Records from a data collection:
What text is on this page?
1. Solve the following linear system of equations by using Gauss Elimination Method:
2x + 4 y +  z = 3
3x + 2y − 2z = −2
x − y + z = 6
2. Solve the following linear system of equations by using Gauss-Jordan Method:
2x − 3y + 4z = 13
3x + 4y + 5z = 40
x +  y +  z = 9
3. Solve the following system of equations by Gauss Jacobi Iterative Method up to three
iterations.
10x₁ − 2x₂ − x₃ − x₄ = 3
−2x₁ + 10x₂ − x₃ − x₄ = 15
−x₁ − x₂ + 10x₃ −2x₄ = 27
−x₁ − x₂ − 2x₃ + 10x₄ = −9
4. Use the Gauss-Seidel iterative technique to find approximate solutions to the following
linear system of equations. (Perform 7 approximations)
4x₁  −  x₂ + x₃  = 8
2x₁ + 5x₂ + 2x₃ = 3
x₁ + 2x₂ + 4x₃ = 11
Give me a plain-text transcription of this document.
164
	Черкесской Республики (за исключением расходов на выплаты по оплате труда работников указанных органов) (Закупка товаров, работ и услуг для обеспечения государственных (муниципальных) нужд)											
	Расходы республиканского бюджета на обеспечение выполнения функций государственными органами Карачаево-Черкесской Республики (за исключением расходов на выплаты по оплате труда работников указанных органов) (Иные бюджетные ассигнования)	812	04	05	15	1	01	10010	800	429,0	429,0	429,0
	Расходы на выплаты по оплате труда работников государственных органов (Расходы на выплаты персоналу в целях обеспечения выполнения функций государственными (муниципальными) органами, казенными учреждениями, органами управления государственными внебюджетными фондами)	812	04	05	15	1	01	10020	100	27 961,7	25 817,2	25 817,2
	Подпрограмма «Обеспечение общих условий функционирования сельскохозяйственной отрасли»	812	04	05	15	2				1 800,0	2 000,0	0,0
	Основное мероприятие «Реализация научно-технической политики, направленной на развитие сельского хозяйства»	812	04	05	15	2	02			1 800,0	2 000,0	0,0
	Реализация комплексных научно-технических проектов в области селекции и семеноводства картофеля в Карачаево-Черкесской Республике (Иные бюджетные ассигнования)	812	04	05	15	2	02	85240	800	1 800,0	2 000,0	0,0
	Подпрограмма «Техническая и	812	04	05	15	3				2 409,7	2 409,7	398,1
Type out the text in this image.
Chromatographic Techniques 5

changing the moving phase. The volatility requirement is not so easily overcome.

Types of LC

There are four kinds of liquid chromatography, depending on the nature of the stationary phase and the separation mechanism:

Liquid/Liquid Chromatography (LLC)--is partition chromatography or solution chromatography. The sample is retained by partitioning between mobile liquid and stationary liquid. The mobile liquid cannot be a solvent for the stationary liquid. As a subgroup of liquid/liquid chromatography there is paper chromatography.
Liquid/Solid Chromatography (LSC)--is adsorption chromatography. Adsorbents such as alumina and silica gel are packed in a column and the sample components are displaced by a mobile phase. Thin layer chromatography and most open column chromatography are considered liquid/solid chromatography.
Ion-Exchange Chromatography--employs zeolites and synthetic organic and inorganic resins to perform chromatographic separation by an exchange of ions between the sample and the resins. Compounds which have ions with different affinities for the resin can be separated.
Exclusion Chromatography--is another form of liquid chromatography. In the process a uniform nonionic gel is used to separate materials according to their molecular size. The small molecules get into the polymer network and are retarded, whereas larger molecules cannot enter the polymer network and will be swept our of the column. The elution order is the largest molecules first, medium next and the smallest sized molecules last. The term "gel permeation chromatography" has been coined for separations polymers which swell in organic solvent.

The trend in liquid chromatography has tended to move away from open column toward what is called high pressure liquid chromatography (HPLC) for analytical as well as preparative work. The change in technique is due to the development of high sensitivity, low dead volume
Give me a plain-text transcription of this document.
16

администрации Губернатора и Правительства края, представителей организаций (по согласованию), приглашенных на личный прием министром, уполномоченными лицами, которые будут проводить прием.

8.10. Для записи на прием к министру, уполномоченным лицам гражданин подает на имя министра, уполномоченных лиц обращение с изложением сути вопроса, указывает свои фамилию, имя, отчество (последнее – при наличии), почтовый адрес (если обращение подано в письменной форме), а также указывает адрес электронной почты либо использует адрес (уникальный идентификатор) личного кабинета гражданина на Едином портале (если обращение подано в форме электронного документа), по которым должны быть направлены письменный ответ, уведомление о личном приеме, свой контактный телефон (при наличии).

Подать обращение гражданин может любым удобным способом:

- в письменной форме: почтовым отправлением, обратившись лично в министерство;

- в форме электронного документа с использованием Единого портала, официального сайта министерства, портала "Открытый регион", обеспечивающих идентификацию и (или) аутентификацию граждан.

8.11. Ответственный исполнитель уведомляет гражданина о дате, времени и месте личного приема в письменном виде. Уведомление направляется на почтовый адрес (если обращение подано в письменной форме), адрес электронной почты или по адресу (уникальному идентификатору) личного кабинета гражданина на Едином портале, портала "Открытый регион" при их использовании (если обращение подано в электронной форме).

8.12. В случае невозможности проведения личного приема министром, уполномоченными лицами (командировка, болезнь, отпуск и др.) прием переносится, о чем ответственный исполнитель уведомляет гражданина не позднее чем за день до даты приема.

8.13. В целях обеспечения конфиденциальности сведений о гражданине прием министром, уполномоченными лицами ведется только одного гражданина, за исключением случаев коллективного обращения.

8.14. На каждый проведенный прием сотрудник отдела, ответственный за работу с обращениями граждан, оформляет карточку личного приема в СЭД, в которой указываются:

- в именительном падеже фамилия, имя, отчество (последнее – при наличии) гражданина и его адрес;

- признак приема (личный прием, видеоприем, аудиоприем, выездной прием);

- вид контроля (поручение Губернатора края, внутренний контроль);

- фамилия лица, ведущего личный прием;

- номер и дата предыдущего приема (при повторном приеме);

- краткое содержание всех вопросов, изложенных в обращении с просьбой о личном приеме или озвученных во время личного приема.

(WHAT TO WORK ON)
Show all lines from the data above in which the word "государственными" appears.

(THE RESULT)
	Расходы республиканского бюджета на обеспечение выполнения функций государственными органами Карачаево-Черкесской Республики (за исключением расходов на выплаты по оплате труда работников указанных органов) (Иные бюджетные ассигнования)	812	04	05	15	1	01	10010	800	429,0	429,0	429,0
	Расходы на выплаты по оплате труда работников государственных органов (Расходы на выплаты персоналу в целях обеспечения выполнения функций государственными (муниципальными) органами, казенными учреждениями, органами управления государственными внебюджетными фондами)	812	04	05	15	1	01	10020	100	27 961,7	25 817,2	25 817,2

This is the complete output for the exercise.